A block of data:
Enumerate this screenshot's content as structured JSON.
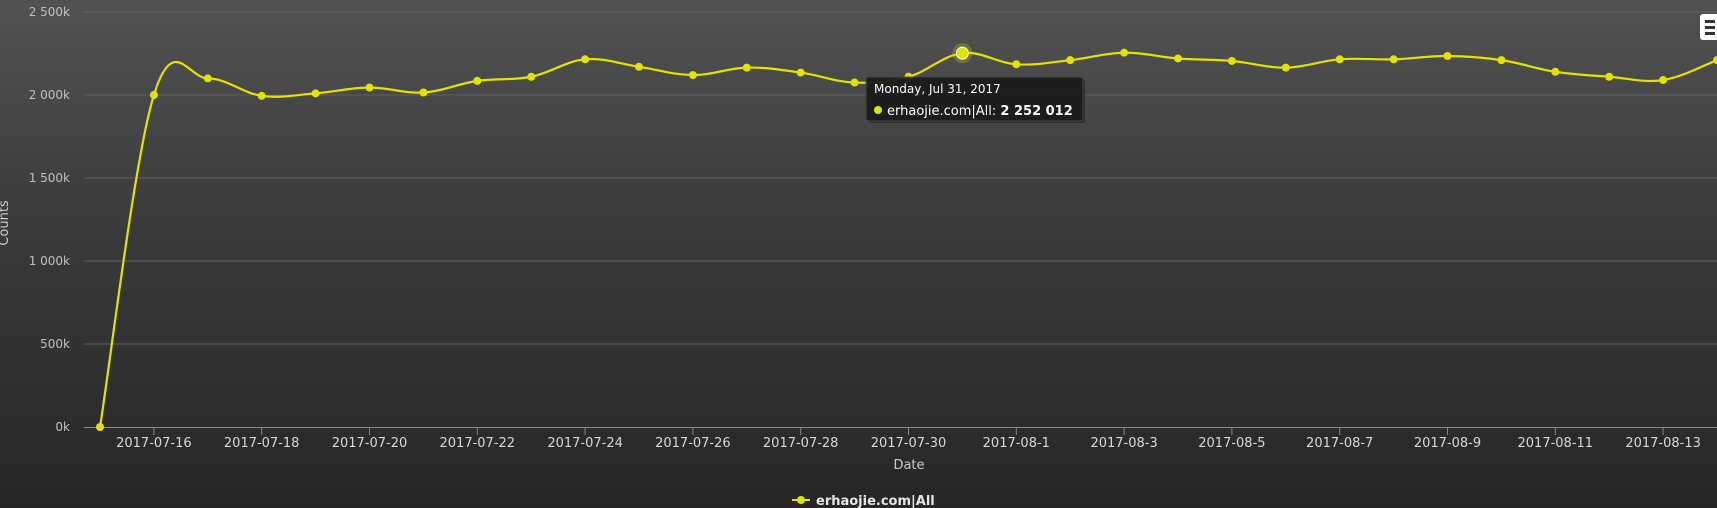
{
  "chart_data": {
    "type": "line",
    "title": "",
    "xlabel": "Date",
    "ylabel": "Counts",
    "ylim": [
      0,
      2500000
    ],
    "y_ticks": [
      0,
      500000,
      1000000,
      1500000,
      2000000,
      2500000
    ],
    "y_tick_labels": [
      "0k",
      "500k",
      "1 000k",
      "1 500k",
      "2 000k",
      "2 500k"
    ],
    "x_tick_labels": [
      "2017-07-16",
      "2017-07-18",
      "2017-07-20",
      "2017-07-22",
      "2017-07-24",
      "2017-07-26",
      "2017-07-28",
      "2017-07-30",
      "2017-08-1",
      "2017-08-3",
      "2017-08-5",
      "2017-08-7",
      "2017-08-9",
      "2017-08-11",
      "2017-08-13"
    ],
    "x": [
      "2017-07-15",
      "2017-07-16",
      "2017-07-17",
      "2017-07-18",
      "2017-07-19",
      "2017-07-20",
      "2017-07-21",
      "2017-07-22",
      "2017-07-23",
      "2017-07-24",
      "2017-07-25",
      "2017-07-26",
      "2017-07-27",
      "2017-07-28",
      "2017-07-29",
      "2017-07-30",
      "2017-07-31",
      "2017-08-01",
      "2017-08-02",
      "2017-08-03",
      "2017-08-04",
      "2017-08-05",
      "2017-08-06",
      "2017-08-07",
      "2017-08-08",
      "2017-08-09",
      "2017-08-10",
      "2017-08-11",
      "2017-08-12",
      "2017-08-13",
      "2017-08-14"
    ],
    "series": [
      {
        "name": "erhaojie.com|All",
        "color": "#e3e300",
        "values": [
          0,
          2000000,
          2100000,
          1995000,
          2010000,
          2045000,
          2015000,
          2085000,
          2110000,
          2215000,
          2170000,
          2120000,
          2165000,
          2135000,
          2075000,
          2110000,
          2252012,
          2185000,
          2210000,
          2255000,
          2220000,
          2205000,
          2165000,
          2215000,
          2215000,
          2235000,
          2210000,
          2140000,
          2110000,
          2090000,
          2210000
        ]
      }
    ],
    "legend_position": "bottom-center",
    "grid": true,
    "tooltip": {
      "date_label": "Monday, Jul 31, 2017",
      "series_label": "erhaojie.com|All: ",
      "value_label": "2 252 012",
      "point_date": "2017-07-31"
    }
  }
}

WHAT IS BEING ASKED: Print the complete listing exactly as it stands, without its pictures.

REPLY:
Enumerate this screenshot's content as structured JSON.
{
  "chart_data": {
    "type": "line",
    "title": "",
    "xlabel": "Date",
    "ylabel": "Counts",
    "ylim": [
      0,
      2500000
    ],
    "y_ticks": [
      0,
      500000,
      1000000,
      1500000,
      2000000,
      2500000
    ],
    "y_tick_labels": [
      "0k",
      "500k",
      "1 000k",
      "1 500k",
      "2 000k",
      "2 500k"
    ],
    "x_tick_labels": [
      "2017-07-16",
      "2017-07-18",
      "2017-07-20",
      "2017-07-22",
      "2017-07-24",
      "2017-07-26",
      "2017-07-28",
      "2017-07-30",
      "2017-08-1",
      "2017-08-3",
      "2017-08-5",
      "2017-08-7",
      "2017-08-9",
      "2017-08-11",
      "2017-08-13"
    ],
    "x": [
      "2017-07-15",
      "2017-07-16",
      "2017-07-17",
      "2017-07-18",
      "2017-07-19",
      "2017-07-20",
      "2017-07-21",
      "2017-07-22",
      "2017-07-23",
      "2017-07-24",
      "2017-07-25",
      "2017-07-26",
      "2017-07-27",
      "2017-07-28",
      "2017-07-29",
      "2017-07-30",
      "2017-07-31",
      "2017-08-01",
      "2017-08-02",
      "2017-08-03",
      "2017-08-04",
      "2017-08-05",
      "2017-08-06",
      "2017-08-07",
      "2017-08-08",
      "2017-08-09",
      "2017-08-10",
      "2017-08-11",
      "2017-08-12",
      "2017-08-13",
      "2017-08-14"
    ],
    "series": [
      {
        "name": "erhaojie.com|All",
        "color": "#e3e300",
        "values": [
          0,
          2000000,
          2100000,
          1995000,
          2010000,
          2045000,
          2015000,
          2085000,
          2110000,
          2215000,
          2170000,
          2120000,
          2165000,
          2135000,
          2075000,
          2110000,
          2252012,
          2185000,
          2210000,
          2255000,
          2220000,
          2205000,
          2165000,
          2215000,
          2215000,
          2235000,
          2210000,
          2140000,
          2110000,
          2090000,
          2210000
        ]
      }
    ],
    "legend_position": "bottom-center",
    "grid": true,
    "tooltip": {
      "date_label": "Monday, Jul 31, 2017",
      "series_label": "erhaojie.com|All: ",
      "value_label": "2 252 012",
      "point_date": "2017-07-31"
    }
  }
}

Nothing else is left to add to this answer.